- DIRECTIONS FOR THIS TASK -
Write out the listing beneath this instruction in its entirety, exactly as it reads.

'''

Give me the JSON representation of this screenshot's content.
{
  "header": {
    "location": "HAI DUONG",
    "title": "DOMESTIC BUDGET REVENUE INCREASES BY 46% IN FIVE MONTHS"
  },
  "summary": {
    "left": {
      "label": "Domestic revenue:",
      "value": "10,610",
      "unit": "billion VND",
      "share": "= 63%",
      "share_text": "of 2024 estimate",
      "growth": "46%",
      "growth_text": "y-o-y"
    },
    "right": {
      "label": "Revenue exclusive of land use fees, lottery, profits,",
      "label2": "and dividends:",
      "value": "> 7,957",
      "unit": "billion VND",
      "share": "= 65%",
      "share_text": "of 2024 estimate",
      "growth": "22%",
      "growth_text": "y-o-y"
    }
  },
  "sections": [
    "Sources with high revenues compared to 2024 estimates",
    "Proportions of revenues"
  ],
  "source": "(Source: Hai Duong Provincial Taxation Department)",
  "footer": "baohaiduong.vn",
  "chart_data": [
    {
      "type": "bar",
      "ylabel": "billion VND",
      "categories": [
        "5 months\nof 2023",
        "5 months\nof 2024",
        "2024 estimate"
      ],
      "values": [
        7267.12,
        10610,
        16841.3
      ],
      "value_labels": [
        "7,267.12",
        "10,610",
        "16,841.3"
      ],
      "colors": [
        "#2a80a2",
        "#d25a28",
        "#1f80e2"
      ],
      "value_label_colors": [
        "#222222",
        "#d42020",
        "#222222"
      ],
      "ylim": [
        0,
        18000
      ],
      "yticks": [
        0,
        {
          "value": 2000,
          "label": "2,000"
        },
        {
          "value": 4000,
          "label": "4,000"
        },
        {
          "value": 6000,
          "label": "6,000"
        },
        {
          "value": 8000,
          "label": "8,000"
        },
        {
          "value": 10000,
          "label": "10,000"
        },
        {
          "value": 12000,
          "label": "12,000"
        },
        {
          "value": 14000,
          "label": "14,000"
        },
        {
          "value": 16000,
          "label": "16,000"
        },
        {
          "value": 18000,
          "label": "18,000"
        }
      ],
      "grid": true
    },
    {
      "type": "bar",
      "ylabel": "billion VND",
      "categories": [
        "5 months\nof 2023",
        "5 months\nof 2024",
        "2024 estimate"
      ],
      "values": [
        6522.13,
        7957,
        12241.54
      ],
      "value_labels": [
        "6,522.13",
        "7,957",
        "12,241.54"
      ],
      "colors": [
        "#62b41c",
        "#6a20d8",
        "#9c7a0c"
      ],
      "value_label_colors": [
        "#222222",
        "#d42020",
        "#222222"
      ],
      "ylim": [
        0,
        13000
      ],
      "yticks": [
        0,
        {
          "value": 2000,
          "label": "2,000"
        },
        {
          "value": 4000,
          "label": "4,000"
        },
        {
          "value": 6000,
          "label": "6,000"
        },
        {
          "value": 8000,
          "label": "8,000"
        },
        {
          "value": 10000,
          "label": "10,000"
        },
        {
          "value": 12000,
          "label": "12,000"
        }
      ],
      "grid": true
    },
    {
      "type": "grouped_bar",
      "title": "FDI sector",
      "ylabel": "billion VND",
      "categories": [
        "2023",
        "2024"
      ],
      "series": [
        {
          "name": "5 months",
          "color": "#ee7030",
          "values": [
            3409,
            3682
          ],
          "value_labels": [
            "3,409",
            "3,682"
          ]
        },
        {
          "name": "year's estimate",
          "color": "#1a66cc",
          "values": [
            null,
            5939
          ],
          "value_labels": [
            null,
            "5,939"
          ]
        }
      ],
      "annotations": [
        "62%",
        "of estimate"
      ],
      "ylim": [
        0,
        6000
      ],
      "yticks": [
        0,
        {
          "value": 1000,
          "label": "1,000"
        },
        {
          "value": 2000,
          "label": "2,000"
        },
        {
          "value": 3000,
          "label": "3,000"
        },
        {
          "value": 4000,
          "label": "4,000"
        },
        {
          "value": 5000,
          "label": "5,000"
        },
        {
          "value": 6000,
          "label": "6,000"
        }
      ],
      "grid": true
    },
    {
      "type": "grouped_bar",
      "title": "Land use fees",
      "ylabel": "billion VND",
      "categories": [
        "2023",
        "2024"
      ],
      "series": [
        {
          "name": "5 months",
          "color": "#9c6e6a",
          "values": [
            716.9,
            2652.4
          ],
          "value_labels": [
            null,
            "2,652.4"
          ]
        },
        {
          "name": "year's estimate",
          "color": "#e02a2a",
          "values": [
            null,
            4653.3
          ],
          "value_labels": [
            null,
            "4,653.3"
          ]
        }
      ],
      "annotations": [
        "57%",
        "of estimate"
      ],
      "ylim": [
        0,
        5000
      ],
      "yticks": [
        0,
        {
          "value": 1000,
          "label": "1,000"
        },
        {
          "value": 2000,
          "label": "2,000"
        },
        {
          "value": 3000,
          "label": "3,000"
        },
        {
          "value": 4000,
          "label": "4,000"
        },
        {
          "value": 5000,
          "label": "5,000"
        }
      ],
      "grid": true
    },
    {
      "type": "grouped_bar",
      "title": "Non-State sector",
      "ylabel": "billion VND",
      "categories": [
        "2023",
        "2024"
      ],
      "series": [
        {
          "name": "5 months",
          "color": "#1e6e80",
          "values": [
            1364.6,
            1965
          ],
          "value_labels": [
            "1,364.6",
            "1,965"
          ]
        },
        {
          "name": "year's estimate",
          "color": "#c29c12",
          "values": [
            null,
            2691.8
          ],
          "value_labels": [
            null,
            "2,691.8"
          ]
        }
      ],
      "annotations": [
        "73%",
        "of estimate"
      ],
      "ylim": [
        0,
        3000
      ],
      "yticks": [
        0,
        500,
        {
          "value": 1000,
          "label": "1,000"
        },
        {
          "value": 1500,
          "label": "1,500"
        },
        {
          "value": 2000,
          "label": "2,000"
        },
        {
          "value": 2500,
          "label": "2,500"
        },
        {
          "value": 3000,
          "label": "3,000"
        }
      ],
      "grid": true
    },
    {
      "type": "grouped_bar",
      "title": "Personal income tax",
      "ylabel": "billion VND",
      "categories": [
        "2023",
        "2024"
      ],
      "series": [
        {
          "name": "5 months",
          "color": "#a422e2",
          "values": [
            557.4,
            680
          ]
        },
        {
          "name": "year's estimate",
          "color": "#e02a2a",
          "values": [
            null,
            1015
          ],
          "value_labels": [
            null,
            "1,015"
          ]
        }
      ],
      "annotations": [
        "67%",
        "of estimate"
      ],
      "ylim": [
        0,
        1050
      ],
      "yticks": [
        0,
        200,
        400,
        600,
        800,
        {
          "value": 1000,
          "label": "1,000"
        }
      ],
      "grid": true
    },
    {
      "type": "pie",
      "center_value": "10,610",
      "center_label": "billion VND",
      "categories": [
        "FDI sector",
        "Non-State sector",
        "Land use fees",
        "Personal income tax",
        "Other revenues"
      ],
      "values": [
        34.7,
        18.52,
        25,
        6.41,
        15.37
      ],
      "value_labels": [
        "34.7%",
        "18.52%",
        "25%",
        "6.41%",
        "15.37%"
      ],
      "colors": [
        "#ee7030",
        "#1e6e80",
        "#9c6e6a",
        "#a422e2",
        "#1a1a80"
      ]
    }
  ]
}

'''

- TASK RESULT -
Give me the JSON representation of this screenshot's content.
{
  "header": {
    "location": "HAI DUONG",
    "title": "DOMESTIC BUDGET REVENUE INCREASES BY 46% IN FIVE MONTHS"
  },
  "summary": {
    "left": {
      "label": "Domestic revenue:",
      "value": "10,610",
      "unit": "billion VND",
      "share": "= 63%",
      "share_text": "of 2024 estimate",
      "growth": "46%",
      "growth_text": "y-o-y"
    },
    "right": {
      "label": "Revenue exclusive of land use fees, lottery, profits,",
      "label2": "and dividends:",
      "value": "> 7,957",
      "unit": "billion VND",
      "share": "= 65%",
      "share_text": "of 2024 estimate",
      "growth": "22%",
      "growth_text": "y-o-y"
    }
  },
  "sections": [
    "Sources with high revenues compared to 2024 estimates",
    "Proportions of revenues"
  ],
  "source": "(Source: Hai Duong Provincial Taxation Department)",
  "footer": "baohaiduong.vn",
  "chart_data": [
    {
      "type": "bar",
      "ylabel": "billion VND",
      "categories": [
        "5 months\nof 2023",
        "5 months\nof 2024",
        "2024 estimate"
      ],
      "values": [
        7267.12,
        10610,
        16841.3
      ],
      "value_labels": [
        "7,267.12",
        "10,610",
        "16,841.3"
      ],
      "colors": [
        "#2a80a2",
        "#d25a28",
        "#1f80e2"
      ],
      "value_label_colors": [
        "#222222",
        "#d42020",
        "#222222"
      ],
      "ylim": [
        0,
        18000
      ],
      "yticks": [
        0,
        {
          "value": 2000,
          "label": "2,000"
        },
        {
          "value": 4000,
          "label": "4,000"
        },
        {
          "value": 6000,
          "label": "6,000"
        },
        {
          "value": 8000,
          "label": "8,000"
        },
        {
          "value": 10000,
          "label": "10,000"
        },
        {
          "value": 12000,
          "label": "12,000"
        },
        {
          "value": 14000,
          "label": "14,000"
        },
        {
          "value": 16000,
          "label": "16,000"
        },
        {
          "value": 18000,
          "label": "18,000"
        }
      ],
      "grid": true
    },
    {
      "type": "bar",
      "ylabel": "billion VND",
      "categories": [
        "5 months\nof 2023",
        "5 months\nof 2024",
        "2024 estimate"
      ],
      "values": [
        6522.13,
        7957,
        12241.54
      ],
      "value_labels": [
        "6,522.13",
        "7,957",
        "12,241.54"
      ],
      "colors": [
        "#62b41c",
        "#6a20d8",
        "#9c7a0c"
      ],
      "value_label_colors": [
        "#222222",
        "#d42020",
        "#222222"
      ],
      "ylim": [
        0,
        13000
      ],
      "yticks": [
        0,
        {
          "value": 2000,
          "label": "2,000"
        },
        {
          "value": 4000,
          "label": "4,000"
        },
        {
          "value": 6000,
          "label": "6,000"
        },
        {
          "value": 8000,
          "label": "8,000"
        },
        {
          "value": 10000,
          "label": "10,000"
        },
        {
          "value": 12000,
          "label": "12,000"
        }
      ],
      "grid": true
    },
    {
      "type": "grouped_bar",
      "title": "FDI sector",
      "ylabel": "billion VND",
      "categories": [
        "2023",
        "2024"
      ],
      "series": [
        {
          "name": "5 months",
          "color": "#ee7030",
          "values": [
            3409,
            3682
          ],
          "value_labels": [
            "3,409",
            "3,682"
          ]
        },
        {
          "name": "year's estimate",
          "color": "#1a66cc",
          "values": [
            null,
            5939
          ],
          "value_labels": [
            null,
            "5,939"
          ]
        }
      ],
      "annotations": [
        "62%",
        "of estimate"
      ],
      "ylim": [
        0,
        6000
      ],
      "yticks": [
        0,
        {
          "value": 1000,
          "label": "1,000"
        },
        {
          "value": 2000,
          "label": "2,000"
        },
        {
          "value": 3000,
          "label": "3,000"
        },
        {
          "value": 4000,
          "label": "4,000"
        },
        {
          "value": 5000,
          "label": "5,000"
        },
        {
          "value": 6000,
          "label": "6,000"
        }
      ],
      "grid": true
    },
    {
      "type": "grouped_bar",
      "title": "Land use fees",
      "ylabel": "billion VND",
      "categories": [
        "2023",
        "2024"
      ],
      "series": [
        {
          "name": "5 months",
          "color": "#9c6e6a",
          "values": [
            716.9,
            2652.4
          ],
          "value_labels": [
            null,
            "2,652.4"
          ]
        },
        {
          "name": "year's estimate",
          "color": "#e02a2a",
          "values": [
            null,
            4653.3
          ],
          "value_labels": [
            null,
            "4,653.3"
          ]
        }
      ],
      "annotations": [
        "57%",
        "of estimate"
      ],
      "ylim": [
        0,
        5000
      ],
      "yticks": [
        0,
        {
          "value": 1000,
          "label": "1,000"
        },
        {
          "value": 2000,
          "label": "2,000"
        },
        {
          "value": 3000,
          "label": "3,000"
        },
        {
          "value": 4000,
          "label": "4,000"
        },
        {
          "value": 5000,
          "label": "5,000"
        }
      ],
      "grid": true
    },
    {
      "type": "grouped_bar",
      "title": "Non-State sector",
      "ylabel": "billion VND",
      "categories": [
        "2023",
        "2024"
      ],
      "series": [
        {
          "name": "5 months",
          "color": "#1e6e80",
          "values": [
            1364.6,
            1965
          ],
          "value_labels": [
            "1,364.6",
            "1,965"
          ]
        },
        {
          "name": "year's estimate",
          "color": "#c29c12",
          "values": [
            null,
            2691.8
          ],
          "value_labels": [
            null,
            "2,691.8"
          ]
        }
      ],
      "annotations": [
        "73%",
        "of estimate"
      ],
      "ylim": [
        0,
        3000
      ],
      "yticks": [
        0,
        500,
        {
          "value": 1000,
          "label": "1,000"
        },
        {
          "value": 1500,
          "label": "1,500"
        },
        {
          "value": 2000,
          "label": "2,000"
        },
        {
          "value": 2500,
          "label": "2,500"
        },
        {
          "value": 3000,
          "label": "3,000"
        }
      ],
      "grid": true
    },
    {
      "type": "grouped_bar",
      "title": "Personal income tax",
      "ylabel": "billion VND",
      "categories": [
        "2023",
        "2024"
      ],
      "series": [
        {
          "name": "5 months",
          "color": "#a422e2",
          "values": [
            557.4,
            680
          ]
        },
        {
          "name": "year's estimate",
          "color": "#e02a2a",
          "values": [
            null,
            1015
          ],
          "value_labels": [
            null,
            "1,015"
          ]
        }
      ],
      "annotations": [
        "67%",
        "of estimate"
      ],
      "ylim": [
        0,
        1050
      ],
      "yticks": [
        0,
        200,
        400,
        600,
        800,
        {
          "value": 1000,
          "label": "1,000"
        }
      ],
      "grid": true
    },
    {
      "type": "pie",
      "center_value": "10,610",
      "center_label": "billion VND",
      "categories": [
        "FDI sector",
        "Non-State sector",
        "Land use fees",
        "Personal income tax",
        "Other revenues"
      ],
      "values": [
        34.7,
        18.52,
        25,
        6.41,
        15.37
      ],
      "value_labels": [
        "34.7%",
        "18.52%",
        "25%",
        "6.41%",
        "15.37%"
      ],
      "colors": [
        "#ee7030",
        "#1e6e80",
        "#9c6e6a",
        "#a422e2",
        "#1a1a80"
      ]
    }
  ]
}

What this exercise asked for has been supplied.